* _WHAT IS NEEDED_
Your task is to filter the data below down to the lines holding "structured".

* _RECORD EXTRACTS_
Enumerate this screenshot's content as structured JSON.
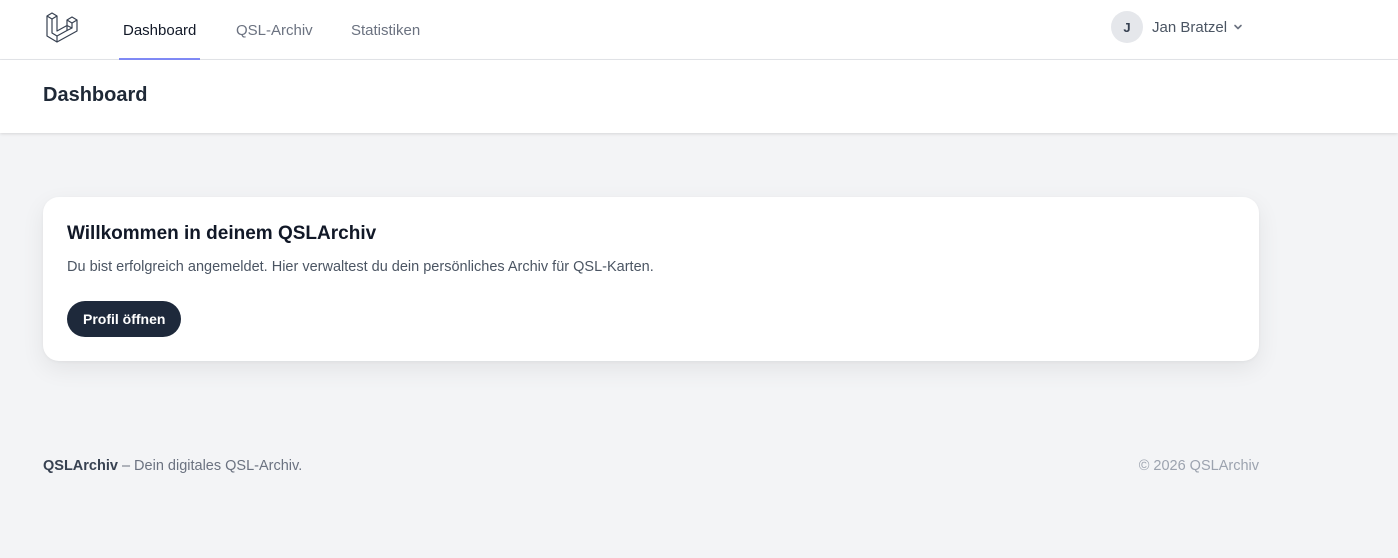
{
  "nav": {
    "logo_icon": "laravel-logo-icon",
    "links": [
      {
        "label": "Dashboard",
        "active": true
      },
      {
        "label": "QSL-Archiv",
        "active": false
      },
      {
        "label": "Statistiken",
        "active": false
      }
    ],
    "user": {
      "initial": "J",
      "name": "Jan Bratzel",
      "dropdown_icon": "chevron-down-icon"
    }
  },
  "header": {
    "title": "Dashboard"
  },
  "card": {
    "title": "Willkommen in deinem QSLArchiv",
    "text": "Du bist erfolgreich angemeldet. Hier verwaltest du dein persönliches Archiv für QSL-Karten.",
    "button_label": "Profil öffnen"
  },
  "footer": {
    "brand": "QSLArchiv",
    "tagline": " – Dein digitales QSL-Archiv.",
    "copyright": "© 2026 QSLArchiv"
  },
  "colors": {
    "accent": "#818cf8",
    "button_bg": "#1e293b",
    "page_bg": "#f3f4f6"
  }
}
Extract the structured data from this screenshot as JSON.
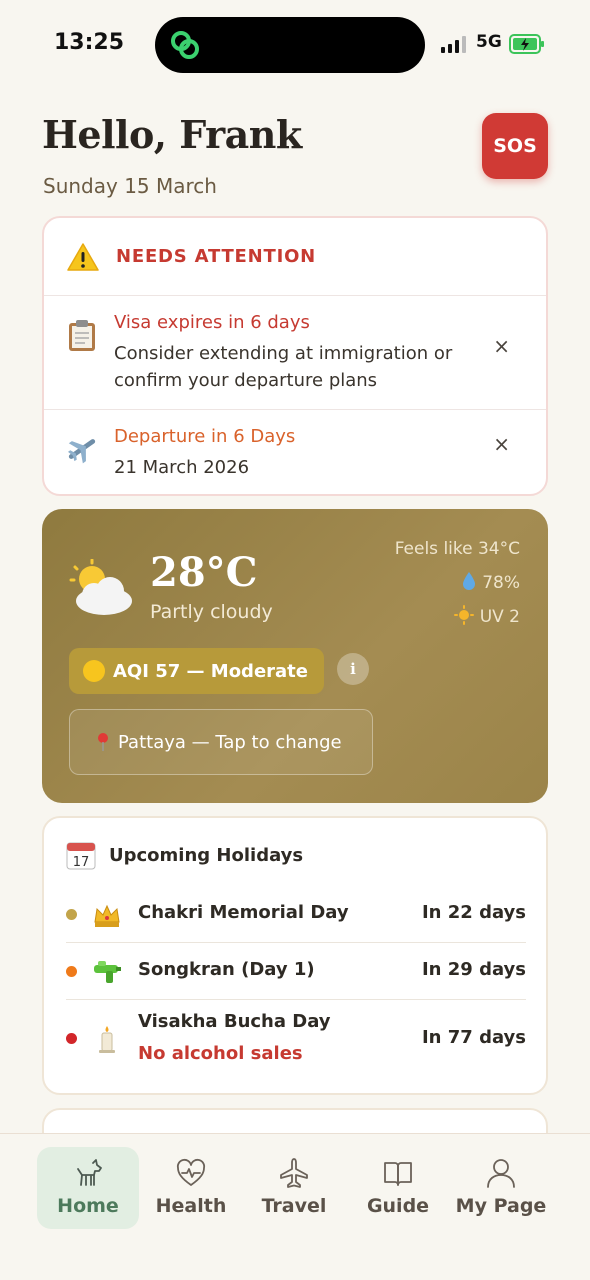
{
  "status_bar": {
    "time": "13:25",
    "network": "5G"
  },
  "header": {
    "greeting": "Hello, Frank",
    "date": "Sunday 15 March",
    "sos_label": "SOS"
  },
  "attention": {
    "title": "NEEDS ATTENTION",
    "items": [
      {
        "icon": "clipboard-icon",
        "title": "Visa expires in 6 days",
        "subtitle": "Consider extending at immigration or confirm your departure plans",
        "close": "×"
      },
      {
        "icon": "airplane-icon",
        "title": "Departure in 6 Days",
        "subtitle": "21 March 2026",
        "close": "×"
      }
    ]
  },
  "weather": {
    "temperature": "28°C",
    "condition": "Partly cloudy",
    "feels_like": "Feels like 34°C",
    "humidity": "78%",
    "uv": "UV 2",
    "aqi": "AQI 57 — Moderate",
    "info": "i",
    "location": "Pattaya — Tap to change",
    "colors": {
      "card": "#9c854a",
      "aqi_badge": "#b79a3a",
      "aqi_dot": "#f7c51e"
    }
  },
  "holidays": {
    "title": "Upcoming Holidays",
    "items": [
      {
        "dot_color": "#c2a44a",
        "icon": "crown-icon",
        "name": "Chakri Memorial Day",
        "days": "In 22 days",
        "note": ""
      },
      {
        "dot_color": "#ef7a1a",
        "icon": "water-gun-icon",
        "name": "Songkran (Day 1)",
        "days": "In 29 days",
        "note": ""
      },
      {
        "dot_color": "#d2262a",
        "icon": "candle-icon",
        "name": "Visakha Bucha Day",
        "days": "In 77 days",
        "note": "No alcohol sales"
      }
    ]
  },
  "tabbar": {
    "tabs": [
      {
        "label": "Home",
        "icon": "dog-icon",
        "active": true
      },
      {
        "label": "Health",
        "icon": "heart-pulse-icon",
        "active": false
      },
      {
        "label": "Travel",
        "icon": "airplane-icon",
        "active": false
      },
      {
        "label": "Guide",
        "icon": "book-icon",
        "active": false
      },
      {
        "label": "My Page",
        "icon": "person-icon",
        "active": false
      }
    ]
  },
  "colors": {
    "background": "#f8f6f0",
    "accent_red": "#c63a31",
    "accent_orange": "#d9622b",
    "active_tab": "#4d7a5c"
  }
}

* _REPLY TO THE EXERCISE_
Enumerate this screenshot's content as structured JSON.
Extract the structured data from this screenshot as JSON.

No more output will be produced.